La pochette de « Tonbruket » représente un cœur à l’arrêt que seule une série de dix electrochocs pourra redémarrer. Nous ne sommes pas ici dans l’imaginaire émotionnel, le cœur n’est pas un pictogramme affectif mais bien une complexe machinerie pleine d’artères, de veines, de ventricules et de valves. Non ce cœur a été noyé mais bientôt l’aorte oxygénera à nouveau le corps.

« Tonbruket » s’ouvre sur « Sister sad », un titre à la symbolique particulière où la contre-basse de Dan Berglund implicitement échappée de l’univers E.S.T. se laisse peu à peu corrompre par la guitare de Johan Lindström. C’est le passage du jazz au post-rock, c’est l’arrivée de l’électricité, c’est l’envie de redémarrer la machine.

Rendre hommage au passé tout en inaugurant l’avenir, voilà le chemin choisi par Dan Berglund. S’il n’y pas de doute sur l’origine du « e » de « Song for e », celui-ci étant le seul titre ouvertement affilié au Esbjörn Svensson Trio, le reste de l’album offre des perspectives qui vont bien au-delà. « Sailor waltz » s’ouvre sur une amourette entre les tendres notes d’un piano et un cinématographique thème à l’archet, le tout pour une épopée de plus de 9 minutes. Les artères vibrent sous les slides, une cithare artificielle (on suppose ici qu’il s’agit d’une modification dans l’accordement du piano) pompe l’eau. Puis « Gi hop » éclot comme une envolée ayant pour référence le post-rock canadienne. Via une puissante richesse mélodique et rythmique, Dan Berglund fait chanceler en dévoilant la richesse de son spectre d’action. Ca bouge, ça vibre, ça vit !

----

CONSIGNES DE L'EXERCICE
- 1) Répondez brièvement aux questions suivantes sur la critique de l'album « Tonbruket » :
(a) Combien d'électrochocs faut-il pour redémarrer le cœur représenté sur la pochette ?
(b) Par quel titre l'album s'ouvre-t-il ?
(c) Quelle est la durée de « Sailor waltz » ?
- 2) Prolongez la critique de l'album « Tonbruket » à la suite de sa dernière phrase, dans le même ton.
Les enregistrements ci-dessous ne sont d'aucune utilité pour cet exercice.

ENREGISTREMENTS FOURNIS
----

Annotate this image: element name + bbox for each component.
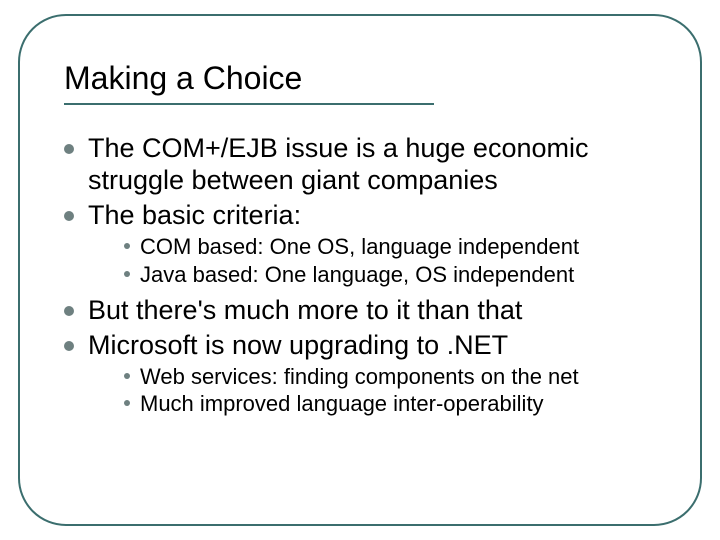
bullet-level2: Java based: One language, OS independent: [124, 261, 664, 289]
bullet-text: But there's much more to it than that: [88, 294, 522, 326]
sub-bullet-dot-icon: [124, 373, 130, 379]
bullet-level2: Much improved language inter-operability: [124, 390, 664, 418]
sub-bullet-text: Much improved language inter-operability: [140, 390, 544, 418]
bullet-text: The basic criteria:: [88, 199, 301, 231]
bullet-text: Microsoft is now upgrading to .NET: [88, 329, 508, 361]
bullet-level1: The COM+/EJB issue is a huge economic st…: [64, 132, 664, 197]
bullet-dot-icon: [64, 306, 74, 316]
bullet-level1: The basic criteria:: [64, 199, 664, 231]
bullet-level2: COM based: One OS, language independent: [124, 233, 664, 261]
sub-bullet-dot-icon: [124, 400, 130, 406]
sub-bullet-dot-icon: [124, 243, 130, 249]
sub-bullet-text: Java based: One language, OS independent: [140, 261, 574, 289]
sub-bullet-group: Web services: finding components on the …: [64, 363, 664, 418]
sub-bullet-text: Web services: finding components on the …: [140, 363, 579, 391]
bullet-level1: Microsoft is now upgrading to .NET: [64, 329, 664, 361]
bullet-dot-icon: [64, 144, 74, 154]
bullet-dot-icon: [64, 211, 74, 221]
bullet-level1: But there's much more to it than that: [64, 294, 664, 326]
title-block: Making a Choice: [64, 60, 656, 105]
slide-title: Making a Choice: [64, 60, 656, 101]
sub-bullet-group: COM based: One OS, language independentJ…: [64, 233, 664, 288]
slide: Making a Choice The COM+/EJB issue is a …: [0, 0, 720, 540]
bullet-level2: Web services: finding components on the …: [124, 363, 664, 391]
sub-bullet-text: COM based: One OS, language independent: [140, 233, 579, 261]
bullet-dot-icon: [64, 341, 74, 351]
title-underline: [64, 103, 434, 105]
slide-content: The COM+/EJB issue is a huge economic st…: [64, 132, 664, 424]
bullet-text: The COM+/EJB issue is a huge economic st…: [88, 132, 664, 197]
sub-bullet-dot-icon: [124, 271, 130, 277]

----

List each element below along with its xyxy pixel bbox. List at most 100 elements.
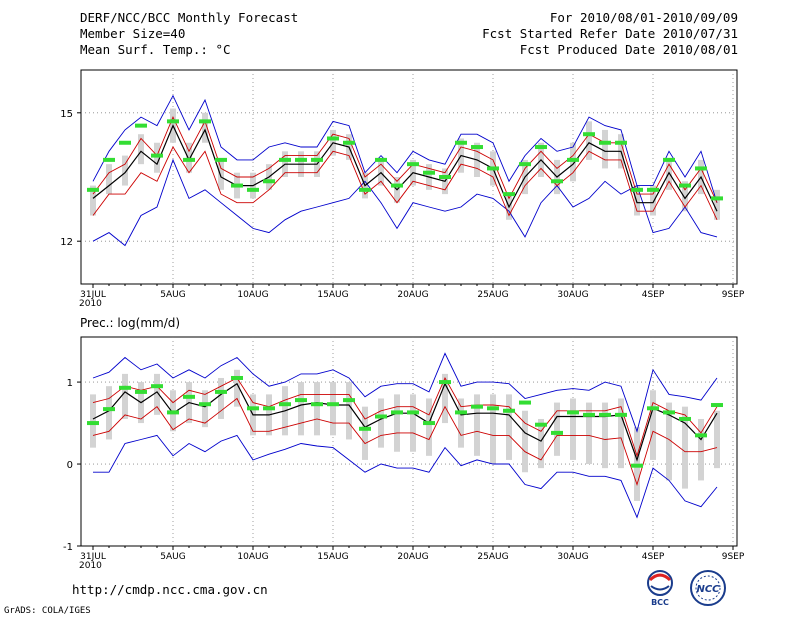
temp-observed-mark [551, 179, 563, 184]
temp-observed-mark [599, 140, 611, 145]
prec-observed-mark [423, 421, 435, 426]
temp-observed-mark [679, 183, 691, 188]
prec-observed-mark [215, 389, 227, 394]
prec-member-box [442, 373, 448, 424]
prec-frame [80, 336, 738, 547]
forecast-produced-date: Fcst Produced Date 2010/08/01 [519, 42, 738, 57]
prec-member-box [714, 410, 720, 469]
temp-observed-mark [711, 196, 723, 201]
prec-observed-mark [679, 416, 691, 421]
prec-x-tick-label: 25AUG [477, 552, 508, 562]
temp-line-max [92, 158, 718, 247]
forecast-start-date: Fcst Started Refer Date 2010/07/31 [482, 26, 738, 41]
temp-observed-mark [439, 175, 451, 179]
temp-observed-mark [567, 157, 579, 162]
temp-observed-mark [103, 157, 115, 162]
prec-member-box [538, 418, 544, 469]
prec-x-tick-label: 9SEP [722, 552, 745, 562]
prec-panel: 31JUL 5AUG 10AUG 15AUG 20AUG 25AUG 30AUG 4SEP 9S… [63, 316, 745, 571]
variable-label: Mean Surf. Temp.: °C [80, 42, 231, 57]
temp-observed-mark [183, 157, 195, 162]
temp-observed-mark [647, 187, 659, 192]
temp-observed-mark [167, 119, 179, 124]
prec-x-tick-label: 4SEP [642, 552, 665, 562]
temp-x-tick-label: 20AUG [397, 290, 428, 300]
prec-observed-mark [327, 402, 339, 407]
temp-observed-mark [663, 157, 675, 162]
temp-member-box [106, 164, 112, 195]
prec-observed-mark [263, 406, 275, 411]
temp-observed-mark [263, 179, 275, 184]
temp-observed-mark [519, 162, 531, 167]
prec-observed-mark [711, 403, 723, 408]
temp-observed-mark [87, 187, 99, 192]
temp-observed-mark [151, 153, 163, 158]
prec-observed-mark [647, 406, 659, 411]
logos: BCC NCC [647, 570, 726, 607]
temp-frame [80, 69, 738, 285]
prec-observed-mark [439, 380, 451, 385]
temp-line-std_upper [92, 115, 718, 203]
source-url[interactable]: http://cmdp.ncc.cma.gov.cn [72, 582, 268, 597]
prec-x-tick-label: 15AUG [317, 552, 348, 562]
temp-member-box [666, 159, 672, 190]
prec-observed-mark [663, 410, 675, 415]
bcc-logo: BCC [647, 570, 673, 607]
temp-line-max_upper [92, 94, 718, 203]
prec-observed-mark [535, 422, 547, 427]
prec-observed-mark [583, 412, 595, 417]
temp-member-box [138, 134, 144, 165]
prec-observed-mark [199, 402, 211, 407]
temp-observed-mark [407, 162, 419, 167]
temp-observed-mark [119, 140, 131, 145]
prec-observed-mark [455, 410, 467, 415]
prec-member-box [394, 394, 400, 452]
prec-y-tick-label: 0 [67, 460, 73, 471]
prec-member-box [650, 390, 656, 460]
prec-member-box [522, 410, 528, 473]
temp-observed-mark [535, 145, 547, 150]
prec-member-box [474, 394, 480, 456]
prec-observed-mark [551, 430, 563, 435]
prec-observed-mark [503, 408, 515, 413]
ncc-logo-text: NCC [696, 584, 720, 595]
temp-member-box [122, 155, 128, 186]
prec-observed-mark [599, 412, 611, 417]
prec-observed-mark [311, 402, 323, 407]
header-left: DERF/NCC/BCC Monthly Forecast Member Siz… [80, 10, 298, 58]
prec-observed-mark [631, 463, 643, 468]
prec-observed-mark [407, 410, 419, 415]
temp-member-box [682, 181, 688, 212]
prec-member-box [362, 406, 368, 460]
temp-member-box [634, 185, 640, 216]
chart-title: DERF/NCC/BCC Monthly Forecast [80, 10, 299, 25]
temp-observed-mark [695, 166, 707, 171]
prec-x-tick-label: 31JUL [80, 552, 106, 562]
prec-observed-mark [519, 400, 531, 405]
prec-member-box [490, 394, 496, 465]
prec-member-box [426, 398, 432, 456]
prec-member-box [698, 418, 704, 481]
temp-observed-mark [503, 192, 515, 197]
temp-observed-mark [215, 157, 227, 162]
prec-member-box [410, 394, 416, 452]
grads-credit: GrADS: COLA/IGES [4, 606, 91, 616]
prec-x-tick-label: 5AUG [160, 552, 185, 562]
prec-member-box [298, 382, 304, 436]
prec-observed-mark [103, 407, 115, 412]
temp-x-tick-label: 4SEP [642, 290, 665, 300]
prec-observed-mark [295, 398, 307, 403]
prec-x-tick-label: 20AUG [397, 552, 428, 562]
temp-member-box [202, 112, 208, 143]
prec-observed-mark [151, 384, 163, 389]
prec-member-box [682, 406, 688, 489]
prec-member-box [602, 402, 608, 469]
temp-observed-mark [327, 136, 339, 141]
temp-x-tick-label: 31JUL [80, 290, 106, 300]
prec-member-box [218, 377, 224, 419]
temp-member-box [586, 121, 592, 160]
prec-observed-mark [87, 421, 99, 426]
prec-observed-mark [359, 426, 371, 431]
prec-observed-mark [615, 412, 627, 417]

----

CORRIGÉ DES EXERCICES
- 1)
(a) Une série de dix électrochocs.
(b) Par « Sister sad ».
(c) Plus de 9 minutes.

- 2)
Est-ce un cœur qui redémarre sur « The wind and the leaves » où est-ce le bruit des pas de l’ami qui revient ? L’analyse clinique est-elle positive (« Stethoscope ») ? Entre la BO pour un western de l’apocalypse (« Cold blooded music ») et un requiem métallique pour les morts, Dan Berglund redonne vie au mythe via une œuvre riche, variée et définitivement capitale.